Seek out every line containing the word "JSON", and copy each.

○ ○ ○ ○

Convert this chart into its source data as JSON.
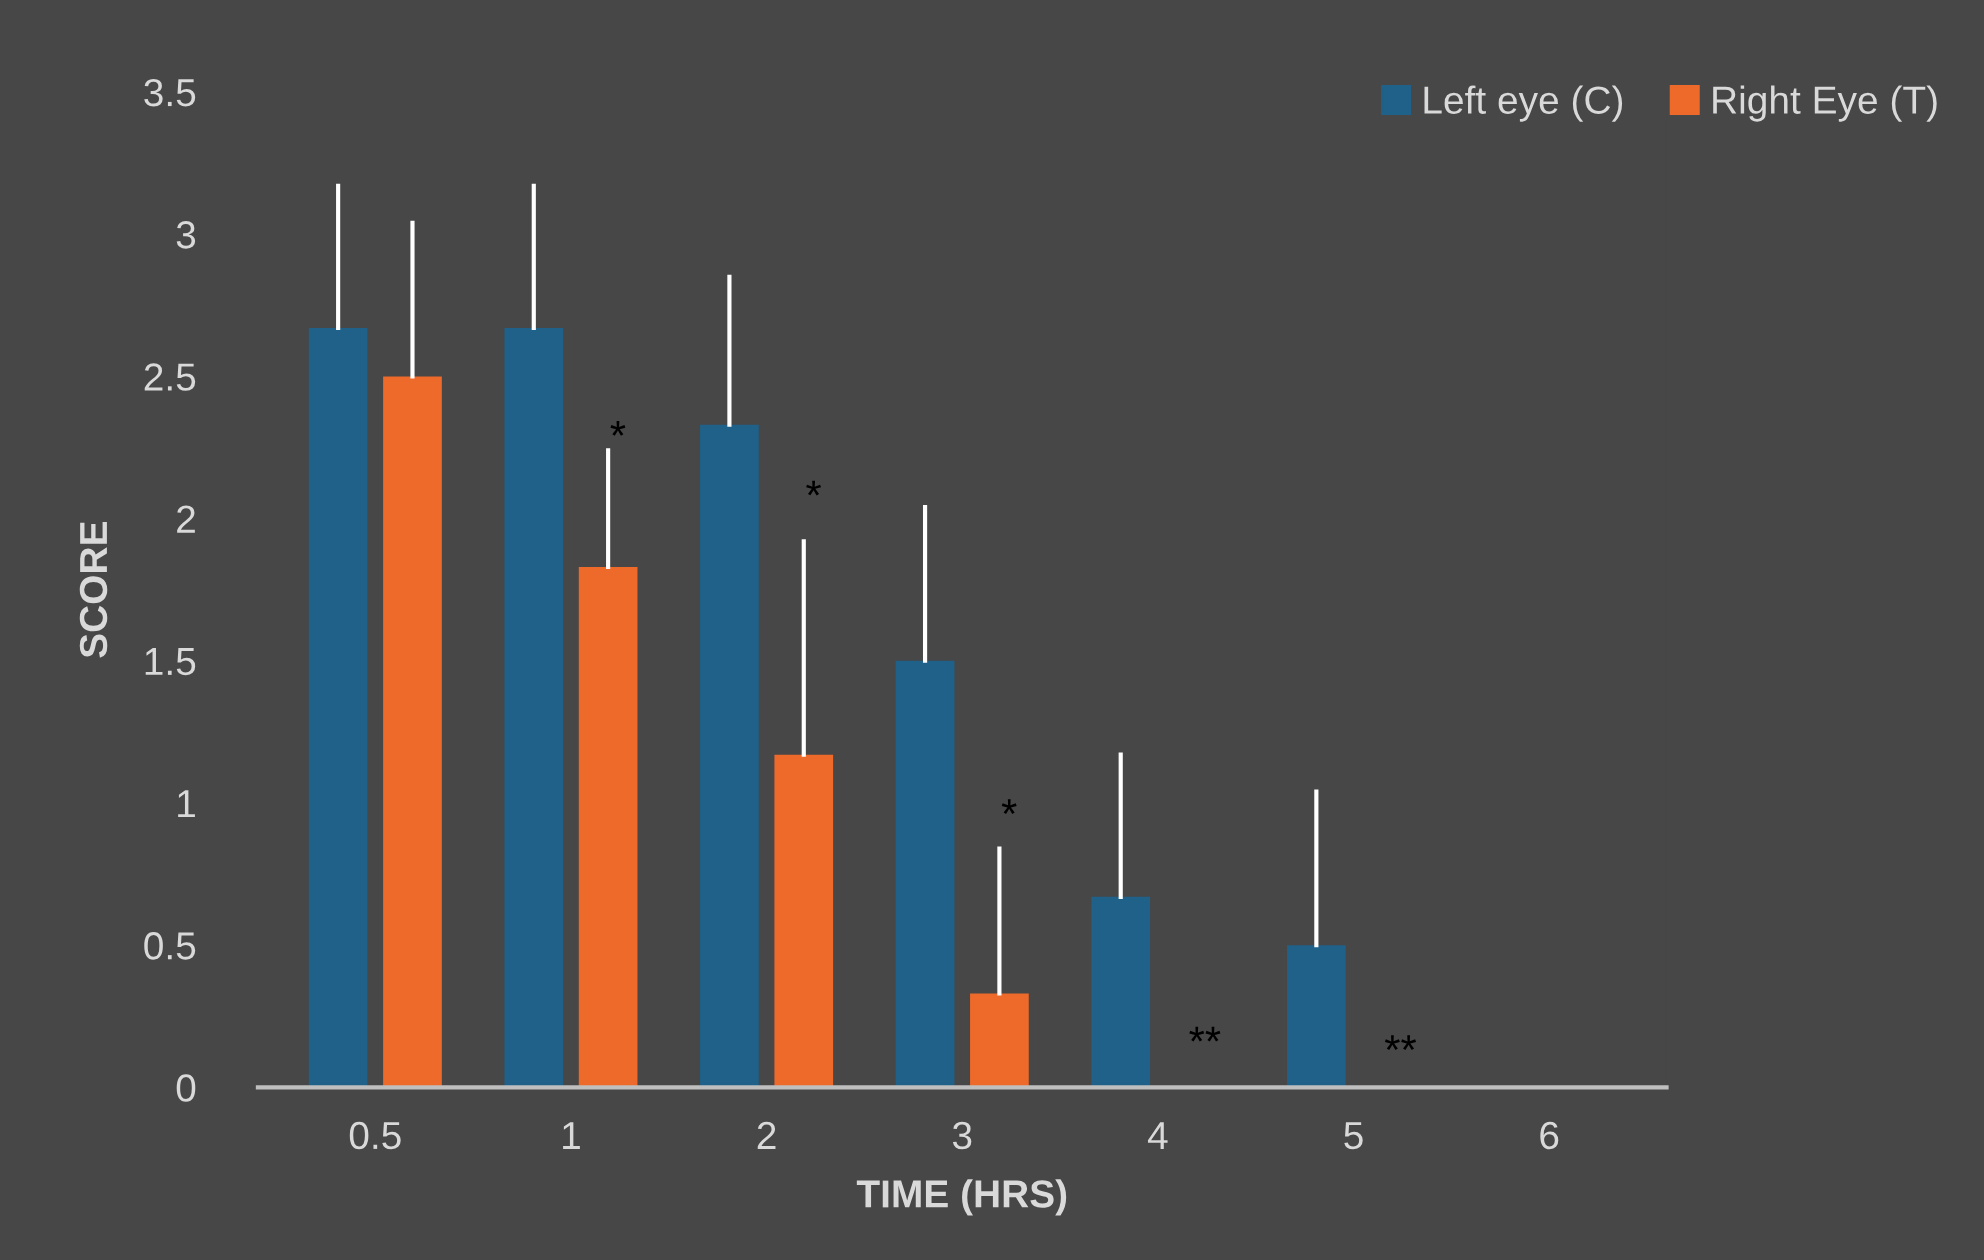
{
  "chart_data": {
    "type": "bar",
    "xlabel": "TIME (HRS)",
    "ylabel": "SCORE",
    "categories": [
      "0.5",
      "1",
      "2",
      "3",
      "4",
      "5",
      "6"
    ],
    "series": [
      {
        "name": "Left eye (C)",
        "color": "#1f6189",
        "values": [
          2.67,
          2.67,
          2.33,
          1.5,
          0.67,
          0.5,
          0
        ],
        "errors": [
          [
            2.67,
            3.17
          ],
          [
            2.67,
            3.17
          ],
          [
            2.33,
            2.85
          ],
          [
            1.5,
            2.04
          ],
          [
            0.67,
            1.17
          ],
          [
            0.5,
            1.04
          ],
          null
        ]
      },
      {
        "name": "Right Eye (T)",
        "color": "#ee6a2a",
        "values": [
          2.5,
          1.83,
          1.17,
          0.33,
          0,
          0,
          0
        ],
        "errors": [
          [
            2.5,
            3.04
          ],
          [
            1.83,
            2.24
          ],
          [
            1.17,
            1.92
          ],
          [
            0.33,
            0.84
          ],
          null,
          null,
          null
        ]
      }
    ],
    "annotations": [
      {
        "text": "*",
        "x": "1",
        "y": 2.28
      },
      {
        "text": "*",
        "x": "2",
        "y": 2.07
      },
      {
        "text": "*",
        "x": "3",
        "y": 0.95
      },
      {
        "text": "**",
        "x": "4",
        "y": 0.15
      },
      {
        "text": "**",
        "x": "5",
        "y": 0.12
      }
    ],
    "ylim": [
      0,
      3.5
    ],
    "yticks": [
      0,
      0.5,
      1,
      1.5,
      2,
      2.5,
      3,
      3.5
    ],
    "grid": false,
    "legend": "top right"
  }
}
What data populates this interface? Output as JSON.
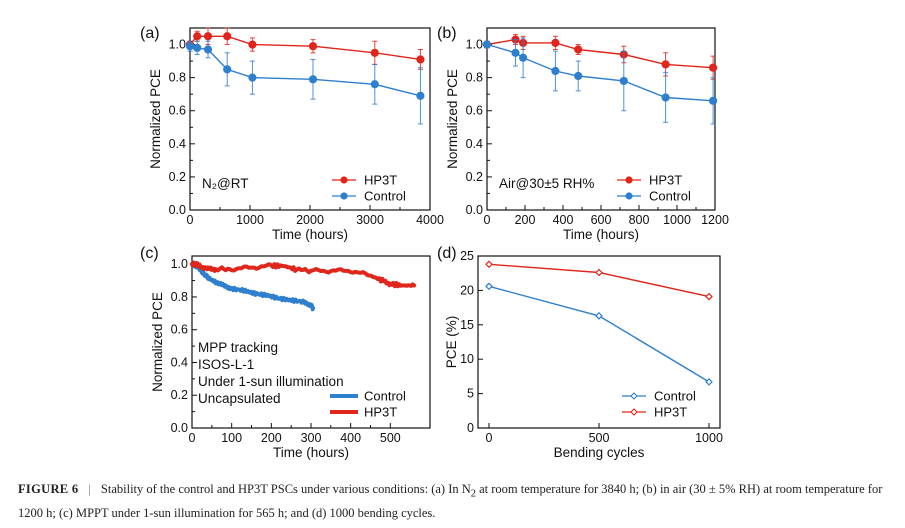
{
  "colors": {
    "red": "#e0251b",
    "blue": "#2f7fcf",
    "axis": "#111111"
  },
  "chart_data": [
    {
      "panel": "(a)",
      "type": "line",
      "title": "",
      "xlabel": "Time (hours)",
      "ylabel": "Normalized PCE",
      "xlim": [
        0,
        4000
      ],
      "ylim": [
        0.0,
        1.1
      ],
      "xticks": [
        0,
        1000,
        2000,
        3000,
        4000
      ],
      "yticks": [
        0.0,
        0.2,
        0.4,
        0.6,
        0.8,
        1.0
      ],
      "annotation": "N₂@RT",
      "legend_position": "lower-right",
      "series": [
        {
          "name": "HP3T",
          "color": "red",
          "x": [
            0,
            120,
            300,
            620,
            1040,
            2050,
            3080,
            3840
          ],
          "y": [
            1.0,
            1.05,
            1.05,
            1.05,
            1.0,
            0.99,
            0.95,
            0.91
          ],
          "err": [
            0.02,
            0.03,
            0.05,
            0.05,
            0.04,
            0.04,
            0.07,
            0.06
          ]
        },
        {
          "name": "Control",
          "color": "blue",
          "x": [
            0,
            120,
            300,
            620,
            1040,
            2050,
            3080,
            3840
          ],
          "y": [
            0.99,
            0.98,
            0.97,
            0.85,
            0.8,
            0.79,
            0.76,
            0.69
          ],
          "err": [
            0.03,
            0.04,
            0.05,
            0.1,
            0.1,
            0.12,
            0.12,
            0.17
          ]
        }
      ]
    },
    {
      "panel": "(b)",
      "type": "line",
      "title": "",
      "xlabel": "Time (hours)",
      "ylabel": "Normalized PCE",
      "xlim": [
        0,
        1200
      ],
      "ylim": [
        0.0,
        1.1
      ],
      "xticks": [
        0,
        200,
        400,
        600,
        800,
        1000,
        1200
      ],
      "yticks": [
        0.0,
        0.2,
        0.4,
        0.6,
        0.8,
        1.0
      ],
      "annotation": "Air@30±5 RH%",
      "legend_position": "lower-right",
      "series": [
        {
          "name": "HP3T",
          "color": "red",
          "x": [
            0,
            150,
            190,
            360,
            480,
            720,
            940,
            1190
          ],
          "y": [
            1.0,
            1.03,
            1.01,
            1.01,
            0.97,
            0.94,
            0.88,
            0.86
          ],
          "err": [
            0.02,
            0.03,
            0.04,
            0.04,
            0.03,
            0.05,
            0.07,
            0.07
          ]
        },
        {
          "name": "Control",
          "color": "blue",
          "x": [
            0,
            150,
            190,
            360,
            480,
            720,
            940,
            1190
          ],
          "y": [
            1.0,
            0.95,
            0.92,
            0.84,
            0.81,
            0.78,
            0.68,
            0.66
          ],
          "err": [
            0.02,
            0.08,
            0.12,
            0.12,
            0.09,
            0.18,
            0.15,
            0.14
          ]
        }
      ]
    },
    {
      "panel": "(c)",
      "type": "line",
      "title": "",
      "xlabel": "Time (hours)",
      "ylabel": "Normalized PCE",
      "xlim": [
        0,
        600
      ],
      "ylim": [
        0.0,
        1.05
      ],
      "xticks": [
        0,
        100,
        200,
        300,
        400,
        500
      ],
      "yticks": [
        0.0,
        0.2,
        0.4,
        0.6,
        0.8,
        1.0
      ],
      "annotations": [
        "MPP tracking",
        "ISOS-L-1",
        "Under 1-sun illumination",
        "Uncapsulated"
      ],
      "legend_position": "lower-right",
      "series": [
        {
          "name": "Control",
          "color": "blue",
          "x": [
            0,
            10,
            20,
            30,
            45,
            60,
            80,
            100,
            130,
            160,
            190,
            220,
            250,
            280,
            300,
            305
          ],
          "y": [
            1.0,
            0.99,
            0.97,
            0.94,
            0.91,
            0.89,
            0.87,
            0.85,
            0.84,
            0.82,
            0.81,
            0.79,
            0.78,
            0.77,
            0.75,
            0.73
          ]
        },
        {
          "name": "HP3T",
          "color": "red",
          "x": [
            0,
            10,
            20,
            40,
            60,
            100,
            150,
            200,
            230,
            260,
            300,
            350,
            400,
            450,
            480,
            500,
            530,
            560
          ],
          "y": [
            1.0,
            1.0,
            0.99,
            0.97,
            0.97,
            0.97,
            0.98,
            0.99,
            0.99,
            0.97,
            0.96,
            0.96,
            0.96,
            0.93,
            0.9,
            0.88,
            0.87,
            0.87
          ]
        }
      ]
    },
    {
      "panel": "(d)",
      "type": "line",
      "title": "",
      "xlabel": "Bending cycles",
      "ylabel": "PCE (%)",
      "xlim": [
        -50,
        1050
      ],
      "ylim": [
        0,
        25
      ],
      "xticks": [
        0,
        500,
        1000
      ],
      "yticks": [
        0,
        5,
        10,
        15,
        20,
        25
      ],
      "legend_position": "lower-right",
      "series": [
        {
          "name": "Control",
          "color": "blue",
          "x": [
            0,
            500,
            1000
          ],
          "y": [
            20.6,
            16.3,
            6.7
          ]
        },
        {
          "name": "HP3T",
          "color": "red",
          "x": [
            0,
            500,
            1000
          ],
          "y": [
            23.8,
            22.6,
            19.1
          ]
        }
      ]
    }
  ],
  "caption": {
    "label": "FIGURE 6",
    "separator": "|",
    "part1": "Stability of the control and HP3T PSCs under various conditions: (a) In N",
    "sub": "2",
    "part2": " at room temperature for 3840 h; (b) in air (30 ± 5% RH) at room temperature for 1200 h; (c) MPPT under 1-sun illumination for 565 h; and (d) 1000 bending cycles."
  }
}
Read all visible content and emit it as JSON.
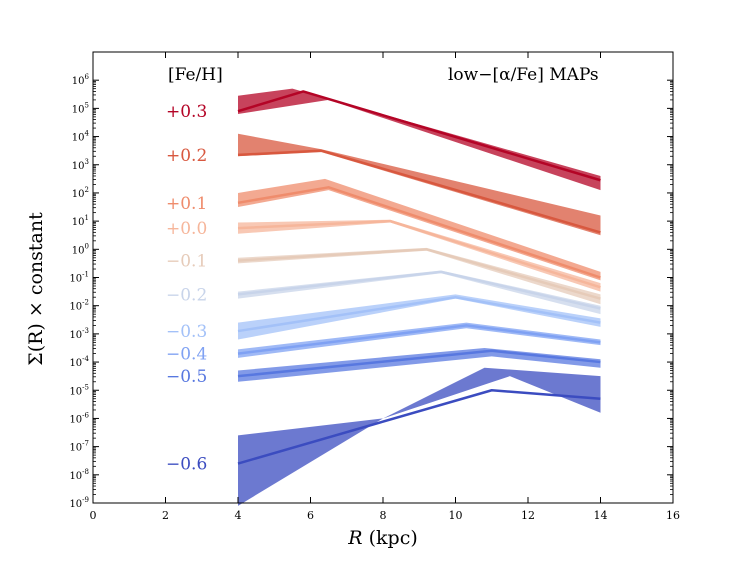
{
  "chart_data": {
    "type": "line",
    "title": "",
    "annotation_title": "low−[α/Fe] MAPs",
    "legend_header": "[Fe/H]",
    "xlabel": "R (kpc)",
    "xlabel_italic": "R",
    "xlabel_unit": " (kpc)",
    "ylabel": "Σ(R) × constant",
    "xlim": [
      0,
      16
    ],
    "ylim_log10": [
      -9,
      7
    ],
    "x_ticks": [
      0,
      2,
      4,
      6,
      8,
      10,
      12,
      14,
      16
    ],
    "y_ticks_log10": [
      6,
      5,
      4,
      3,
      2,
      1,
      0,
      -1,
      -2,
      -3,
      -4,
      -5,
      -6,
      -7,
      -8,
      -9
    ],
    "series": [
      {
        "name": "+0.3",
        "color": "#b40426",
        "line": [
          [
            4,
            4.9
          ],
          [
            5.8,
            5.6
          ],
          [
            14,
            2.45
          ]
        ],
        "band_upper": [
          [
            4,
            5.45
          ],
          [
            5.5,
            5.7
          ],
          [
            14,
            2.6
          ]
        ],
        "band_lower": [
          [
            4,
            4.8
          ],
          [
            6.5,
            5.3
          ],
          [
            14,
            2.1
          ]
        ]
      },
      {
        "name": "+0.2",
        "color": "#d8583f",
        "line": [
          [
            4,
            3.35
          ],
          [
            6.3,
            3.5
          ],
          [
            14,
            0.6
          ]
        ],
        "band_upper": [
          [
            4,
            4.1
          ],
          [
            6.3,
            3.55
          ],
          [
            14,
            1.2
          ]
        ],
        "band_lower": [
          [
            4,
            3.3
          ],
          [
            6.3,
            3.45
          ],
          [
            14,
            0.5
          ]
        ]
      },
      {
        "name": "+0.1",
        "color": "#ef8c6c",
        "line": [
          [
            4,
            1.65
          ],
          [
            6.5,
            2.2
          ],
          [
            14,
            -1.0
          ]
        ],
        "band_upper": [
          [
            4,
            2.0
          ],
          [
            6.4,
            2.5
          ],
          [
            14,
            -0.8
          ]
        ],
        "band_lower": [
          [
            4,
            1.5
          ],
          [
            6.5,
            2.1
          ],
          [
            14,
            -1.1
          ]
        ]
      },
      {
        "name": "+0.0",
        "color": "#f6b69b",
        "line": [
          [
            4,
            0.75
          ],
          [
            8.2,
            1.0
          ],
          [
            14,
            -1.35
          ]
        ],
        "band_upper": [
          [
            4,
            0.95
          ],
          [
            8.2,
            1.05
          ],
          [
            14,
            -1.2
          ]
        ],
        "band_lower": [
          [
            4,
            0.55
          ],
          [
            8.2,
            0.95
          ],
          [
            14,
            -1.5
          ]
        ]
      },
      {
        "name": "−0.1",
        "color": "#e6cbb9",
        "line": [
          [
            4,
            -0.4
          ],
          [
            9.2,
            0.0
          ],
          [
            14,
            -1.75
          ]
        ],
        "band_upper": [
          [
            4,
            -0.3
          ],
          [
            9.2,
            0.05
          ],
          [
            14,
            -1.6
          ]
        ],
        "band_lower": [
          [
            4,
            -0.5
          ],
          [
            9.2,
            -0.05
          ],
          [
            14,
            -1.95
          ]
        ]
      },
      {
        "name": "−0.2",
        "color": "#c8d4ea",
        "line": [
          [
            4,
            -1.6
          ],
          [
            9.6,
            -0.8
          ],
          [
            14,
            -2.1
          ]
        ],
        "band_upper": [
          [
            4,
            -1.5
          ],
          [
            9.6,
            -0.75
          ],
          [
            14,
            -2.0
          ]
        ],
        "band_lower": [
          [
            4,
            -1.75
          ],
          [
            9.6,
            -0.85
          ],
          [
            14,
            -2.3
          ]
        ]
      },
      {
        "name": "−0.3",
        "color": "#a3c1f8",
        "line": [
          [
            4,
            -2.9
          ],
          [
            10,
            -1.7
          ],
          [
            14,
            -2.6
          ]
        ],
        "band_upper": [
          [
            4,
            -2.6
          ],
          [
            10,
            -1.6
          ],
          [
            14,
            -2.45
          ]
        ],
        "band_lower": [
          [
            4,
            -3.2
          ],
          [
            10,
            -1.75
          ],
          [
            14,
            -2.75
          ]
        ]
      },
      {
        "name": "−0.4",
        "color": "#7fa1f3",
        "line": [
          [
            4,
            -3.7
          ],
          [
            10.3,
            -2.7
          ],
          [
            14,
            -3.3
          ]
        ],
        "band_upper": [
          [
            4,
            -3.55
          ],
          [
            10.3,
            -2.6
          ],
          [
            14,
            -3.2
          ]
        ],
        "band_lower": [
          [
            4,
            -3.85
          ],
          [
            10.3,
            -2.8
          ],
          [
            14,
            -3.4
          ]
        ]
      },
      {
        "name": "−0.5",
        "color": "#5878e0",
        "line": [
          [
            4,
            -4.5
          ],
          [
            11,
            -3.6
          ],
          [
            14,
            -4.0
          ]
        ],
        "band_upper": [
          [
            4,
            -4.3
          ],
          [
            10.8,
            -3.5
          ],
          [
            14,
            -3.9
          ]
        ],
        "band_lower": [
          [
            4,
            -4.7
          ],
          [
            11,
            -3.8
          ],
          [
            14,
            -4.2
          ]
        ]
      },
      {
        "name": "−0.6",
        "color": "#3b4cc0",
        "line": [
          [
            4,
            -7.6
          ],
          [
            11,
            -5.0
          ],
          [
            14,
            -5.3
          ]
        ],
        "band_upper": [
          [
            4,
            -6.6
          ],
          [
            8,
            -6.0
          ],
          [
            10.8,
            -4.2
          ],
          [
            14,
            -4.5
          ]
        ],
        "band_lower": [
          [
            4,
            -9.1
          ],
          [
            8,
            -6.0
          ],
          [
            11.5,
            -4.5
          ],
          [
            14,
            -5.8
          ]
        ]
      }
    ]
  }
}
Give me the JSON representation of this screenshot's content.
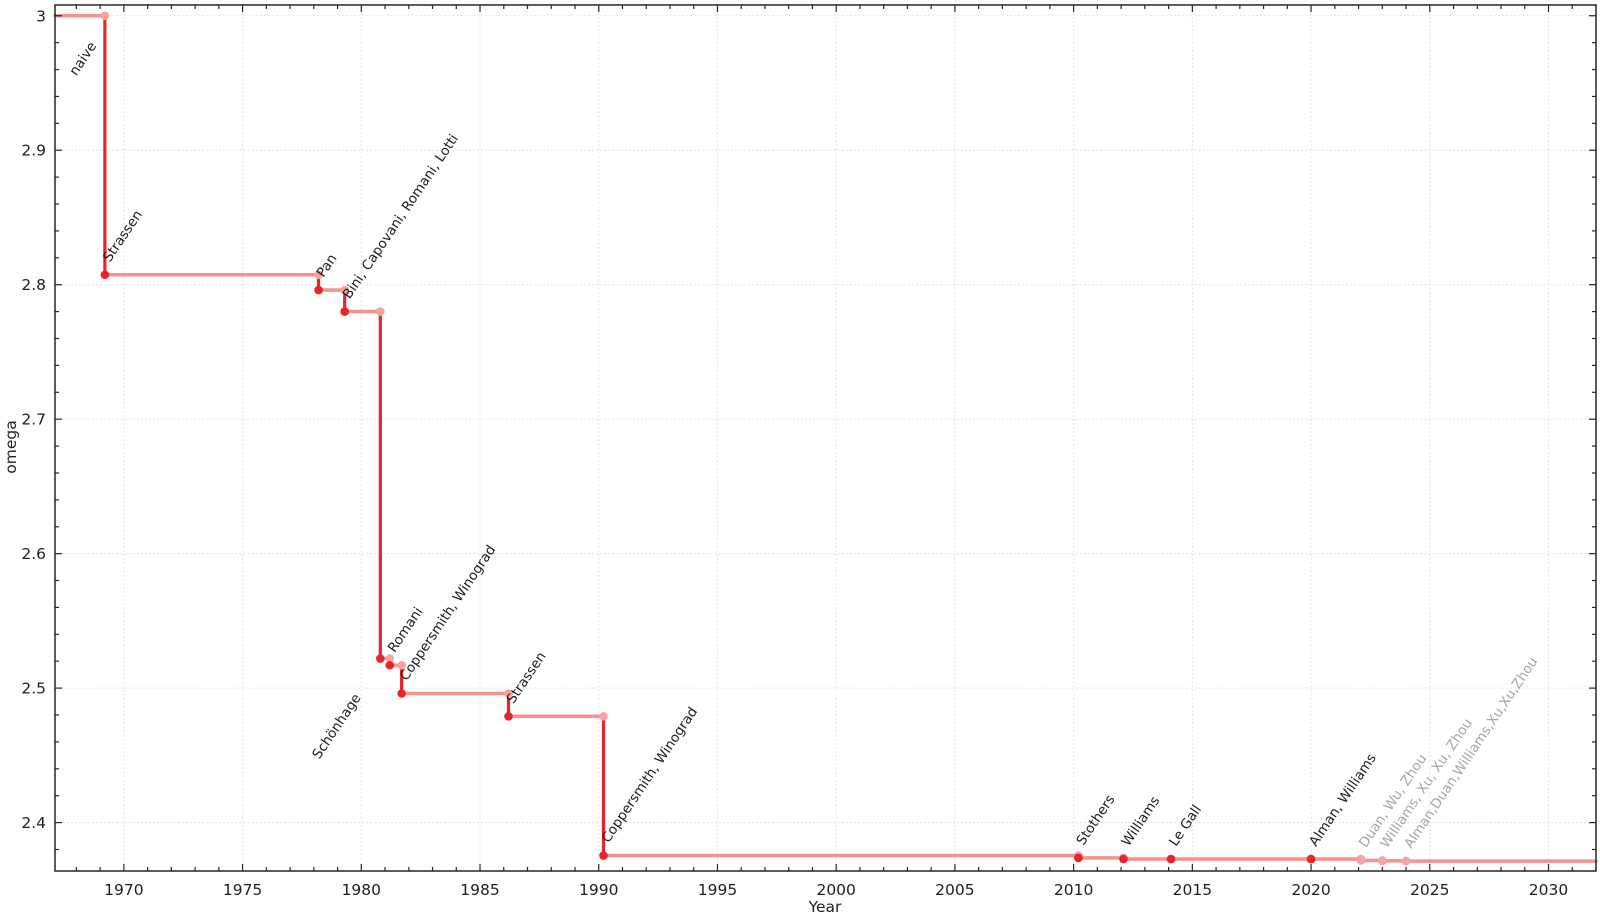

○ ○ ○ ○

OUTPUT FOR THIS EXERCISE:
Convert this chart into its source data as JSON.
What data populates this interface? Output as JSON.
Read all visible content and emit it as JSON.
Give me the JSON representation of this screenshot's content.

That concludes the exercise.